[Written instruction] Check every line below for the word "अगरबत" and copy each one that has it.

------

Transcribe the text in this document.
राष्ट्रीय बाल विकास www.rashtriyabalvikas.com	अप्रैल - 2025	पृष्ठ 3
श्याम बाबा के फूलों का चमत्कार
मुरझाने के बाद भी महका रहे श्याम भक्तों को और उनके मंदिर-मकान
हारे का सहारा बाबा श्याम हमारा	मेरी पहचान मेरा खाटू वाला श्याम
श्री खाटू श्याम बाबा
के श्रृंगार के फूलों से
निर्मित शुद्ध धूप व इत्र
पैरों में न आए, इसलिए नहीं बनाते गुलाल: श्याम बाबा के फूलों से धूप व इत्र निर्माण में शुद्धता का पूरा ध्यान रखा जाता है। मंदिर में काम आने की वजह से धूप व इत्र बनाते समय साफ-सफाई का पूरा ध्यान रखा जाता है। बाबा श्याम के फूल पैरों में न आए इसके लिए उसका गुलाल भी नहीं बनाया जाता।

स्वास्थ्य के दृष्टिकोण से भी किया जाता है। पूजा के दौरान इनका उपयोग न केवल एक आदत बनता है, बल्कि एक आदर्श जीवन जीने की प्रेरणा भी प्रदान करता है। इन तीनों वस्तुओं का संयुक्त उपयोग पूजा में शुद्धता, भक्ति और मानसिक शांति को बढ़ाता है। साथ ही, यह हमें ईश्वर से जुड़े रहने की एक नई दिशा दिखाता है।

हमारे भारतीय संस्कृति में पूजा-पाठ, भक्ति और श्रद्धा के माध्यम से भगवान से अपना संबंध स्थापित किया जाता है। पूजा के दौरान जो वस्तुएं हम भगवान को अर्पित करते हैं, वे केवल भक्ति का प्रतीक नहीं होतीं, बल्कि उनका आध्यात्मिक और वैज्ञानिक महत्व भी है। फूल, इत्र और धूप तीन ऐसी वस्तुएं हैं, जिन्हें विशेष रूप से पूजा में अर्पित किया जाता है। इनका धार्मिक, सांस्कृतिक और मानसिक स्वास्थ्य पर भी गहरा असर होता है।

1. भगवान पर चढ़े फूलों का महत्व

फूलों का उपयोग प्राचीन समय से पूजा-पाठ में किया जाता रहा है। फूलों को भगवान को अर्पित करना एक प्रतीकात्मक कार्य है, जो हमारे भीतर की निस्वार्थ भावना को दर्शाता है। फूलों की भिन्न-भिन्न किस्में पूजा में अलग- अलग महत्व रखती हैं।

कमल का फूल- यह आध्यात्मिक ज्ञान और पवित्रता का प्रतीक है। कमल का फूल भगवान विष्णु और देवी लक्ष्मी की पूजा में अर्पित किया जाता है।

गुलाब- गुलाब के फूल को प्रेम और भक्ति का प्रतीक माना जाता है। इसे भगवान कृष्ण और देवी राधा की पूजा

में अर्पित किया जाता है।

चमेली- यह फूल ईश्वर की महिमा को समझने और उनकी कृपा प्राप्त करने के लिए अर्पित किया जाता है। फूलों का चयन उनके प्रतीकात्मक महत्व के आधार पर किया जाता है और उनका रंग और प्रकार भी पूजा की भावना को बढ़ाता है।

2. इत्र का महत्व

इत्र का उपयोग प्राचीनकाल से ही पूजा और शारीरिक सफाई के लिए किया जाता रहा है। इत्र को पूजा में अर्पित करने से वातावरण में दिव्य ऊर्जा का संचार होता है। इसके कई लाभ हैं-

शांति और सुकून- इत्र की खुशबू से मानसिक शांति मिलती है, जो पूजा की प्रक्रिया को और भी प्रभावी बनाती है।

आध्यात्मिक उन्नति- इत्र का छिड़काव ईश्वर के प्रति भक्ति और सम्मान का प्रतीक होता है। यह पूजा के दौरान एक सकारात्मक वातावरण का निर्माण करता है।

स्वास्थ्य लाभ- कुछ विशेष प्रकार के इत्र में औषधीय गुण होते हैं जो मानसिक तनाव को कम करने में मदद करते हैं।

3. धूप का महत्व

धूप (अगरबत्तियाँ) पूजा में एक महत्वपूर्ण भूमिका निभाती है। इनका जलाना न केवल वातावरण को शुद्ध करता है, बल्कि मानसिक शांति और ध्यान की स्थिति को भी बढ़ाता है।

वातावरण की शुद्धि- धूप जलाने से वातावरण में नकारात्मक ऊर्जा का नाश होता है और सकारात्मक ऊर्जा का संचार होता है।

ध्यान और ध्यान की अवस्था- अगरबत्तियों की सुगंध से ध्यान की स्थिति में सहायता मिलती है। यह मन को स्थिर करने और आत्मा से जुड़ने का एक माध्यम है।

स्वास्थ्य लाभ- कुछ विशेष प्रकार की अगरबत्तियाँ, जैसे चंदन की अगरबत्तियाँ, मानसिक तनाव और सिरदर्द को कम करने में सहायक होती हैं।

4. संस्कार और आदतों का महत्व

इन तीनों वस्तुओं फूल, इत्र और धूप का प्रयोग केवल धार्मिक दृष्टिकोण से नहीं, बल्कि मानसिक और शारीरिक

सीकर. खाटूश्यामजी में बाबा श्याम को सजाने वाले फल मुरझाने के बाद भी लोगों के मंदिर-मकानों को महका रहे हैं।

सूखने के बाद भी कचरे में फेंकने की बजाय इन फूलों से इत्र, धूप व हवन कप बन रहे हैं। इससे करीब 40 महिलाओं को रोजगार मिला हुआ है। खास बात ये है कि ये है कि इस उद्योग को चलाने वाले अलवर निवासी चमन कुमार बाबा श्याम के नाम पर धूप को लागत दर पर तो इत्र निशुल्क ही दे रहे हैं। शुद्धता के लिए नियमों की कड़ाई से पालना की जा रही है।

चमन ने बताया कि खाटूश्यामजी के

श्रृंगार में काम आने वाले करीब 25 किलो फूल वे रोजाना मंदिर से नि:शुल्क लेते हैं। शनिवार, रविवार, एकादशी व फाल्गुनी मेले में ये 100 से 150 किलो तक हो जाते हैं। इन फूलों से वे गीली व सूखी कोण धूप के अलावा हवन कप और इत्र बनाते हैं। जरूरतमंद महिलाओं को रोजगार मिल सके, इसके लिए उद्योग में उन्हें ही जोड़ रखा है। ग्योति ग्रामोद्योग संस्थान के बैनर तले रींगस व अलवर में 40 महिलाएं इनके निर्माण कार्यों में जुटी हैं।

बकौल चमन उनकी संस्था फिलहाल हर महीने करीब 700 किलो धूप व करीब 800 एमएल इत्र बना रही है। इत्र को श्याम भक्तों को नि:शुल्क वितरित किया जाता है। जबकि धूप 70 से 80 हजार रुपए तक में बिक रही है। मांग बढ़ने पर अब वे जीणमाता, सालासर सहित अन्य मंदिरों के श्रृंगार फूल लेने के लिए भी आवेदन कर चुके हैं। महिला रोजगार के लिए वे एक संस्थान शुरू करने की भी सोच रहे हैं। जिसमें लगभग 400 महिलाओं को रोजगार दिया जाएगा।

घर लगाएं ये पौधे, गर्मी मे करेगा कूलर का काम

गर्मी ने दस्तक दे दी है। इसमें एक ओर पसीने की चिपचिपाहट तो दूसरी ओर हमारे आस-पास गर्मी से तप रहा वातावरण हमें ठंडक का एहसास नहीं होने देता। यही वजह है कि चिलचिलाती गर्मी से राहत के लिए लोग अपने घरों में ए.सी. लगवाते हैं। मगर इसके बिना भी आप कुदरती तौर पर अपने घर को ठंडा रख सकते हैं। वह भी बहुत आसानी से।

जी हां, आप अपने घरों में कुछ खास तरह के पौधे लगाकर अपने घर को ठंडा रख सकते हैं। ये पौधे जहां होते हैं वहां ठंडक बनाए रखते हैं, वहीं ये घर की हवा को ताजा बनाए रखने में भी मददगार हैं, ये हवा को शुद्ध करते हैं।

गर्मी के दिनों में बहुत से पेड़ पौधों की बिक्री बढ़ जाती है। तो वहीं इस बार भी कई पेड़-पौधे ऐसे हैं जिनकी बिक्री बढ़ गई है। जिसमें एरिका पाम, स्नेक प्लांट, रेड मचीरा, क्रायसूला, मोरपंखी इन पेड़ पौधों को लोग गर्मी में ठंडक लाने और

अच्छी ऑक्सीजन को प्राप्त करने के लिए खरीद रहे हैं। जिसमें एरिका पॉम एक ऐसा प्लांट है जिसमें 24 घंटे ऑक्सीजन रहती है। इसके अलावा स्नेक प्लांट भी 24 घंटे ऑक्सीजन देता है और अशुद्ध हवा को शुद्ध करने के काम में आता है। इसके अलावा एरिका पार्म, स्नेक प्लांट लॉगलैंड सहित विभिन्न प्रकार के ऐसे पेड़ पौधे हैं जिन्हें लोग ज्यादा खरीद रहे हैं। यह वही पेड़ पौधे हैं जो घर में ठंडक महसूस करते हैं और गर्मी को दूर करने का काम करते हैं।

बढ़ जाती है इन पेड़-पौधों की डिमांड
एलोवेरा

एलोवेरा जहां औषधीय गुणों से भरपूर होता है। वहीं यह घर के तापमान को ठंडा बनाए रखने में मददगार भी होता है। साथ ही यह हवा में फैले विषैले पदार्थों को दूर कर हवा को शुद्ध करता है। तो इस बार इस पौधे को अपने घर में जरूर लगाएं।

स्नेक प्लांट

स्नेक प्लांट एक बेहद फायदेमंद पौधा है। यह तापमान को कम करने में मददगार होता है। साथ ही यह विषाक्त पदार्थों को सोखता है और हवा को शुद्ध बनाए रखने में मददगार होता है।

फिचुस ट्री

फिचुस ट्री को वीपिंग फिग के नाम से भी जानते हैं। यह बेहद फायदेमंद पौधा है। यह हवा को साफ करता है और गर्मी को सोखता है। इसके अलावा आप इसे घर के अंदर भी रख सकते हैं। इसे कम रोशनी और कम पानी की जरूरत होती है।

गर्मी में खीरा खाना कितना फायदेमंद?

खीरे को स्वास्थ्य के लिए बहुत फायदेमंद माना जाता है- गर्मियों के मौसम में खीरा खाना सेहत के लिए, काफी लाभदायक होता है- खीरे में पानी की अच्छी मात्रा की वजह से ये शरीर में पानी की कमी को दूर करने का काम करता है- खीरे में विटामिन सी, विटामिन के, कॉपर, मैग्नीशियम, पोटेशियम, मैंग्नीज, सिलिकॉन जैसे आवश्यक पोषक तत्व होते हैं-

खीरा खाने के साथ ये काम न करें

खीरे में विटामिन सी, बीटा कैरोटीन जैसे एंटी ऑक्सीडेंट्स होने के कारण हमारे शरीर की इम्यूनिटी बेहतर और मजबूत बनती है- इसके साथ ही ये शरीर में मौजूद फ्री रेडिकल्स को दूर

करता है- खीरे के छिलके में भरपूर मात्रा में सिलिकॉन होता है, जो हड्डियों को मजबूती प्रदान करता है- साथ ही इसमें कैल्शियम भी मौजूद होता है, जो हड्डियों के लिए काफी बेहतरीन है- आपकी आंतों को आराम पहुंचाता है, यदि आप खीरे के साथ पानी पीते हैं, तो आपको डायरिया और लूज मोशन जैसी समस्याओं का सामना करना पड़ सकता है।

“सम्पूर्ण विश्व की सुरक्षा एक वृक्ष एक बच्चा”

------

[Exercise answer]
धूप (अगरबत्तियाँ) पूजा में एक महत्वपूर्ण भूमिका निभाती है। इनका जलाना न केवल वातावरण को शुद्ध करता है, बल्कि मानसिक शांति और ध्यान की स्थिति को भी बढ़ाता है।
ध्यान और ध्यान की अवस्था- अगरबत्तियों की सुगंध से ध्यान की स्थिति में सहायता मिलती है। यह मन को स्थिर करने और आत्मा से जुड़ने का एक माध्यम है।
स्वास्थ्य लाभ- कुछ विशेष प्रकार की अगरबत्तियाँ, जैसे चंदन की अगरबत्तियाँ, मानसिक तनाव और सिरदर्द को कम करने में सहायक होती हैं।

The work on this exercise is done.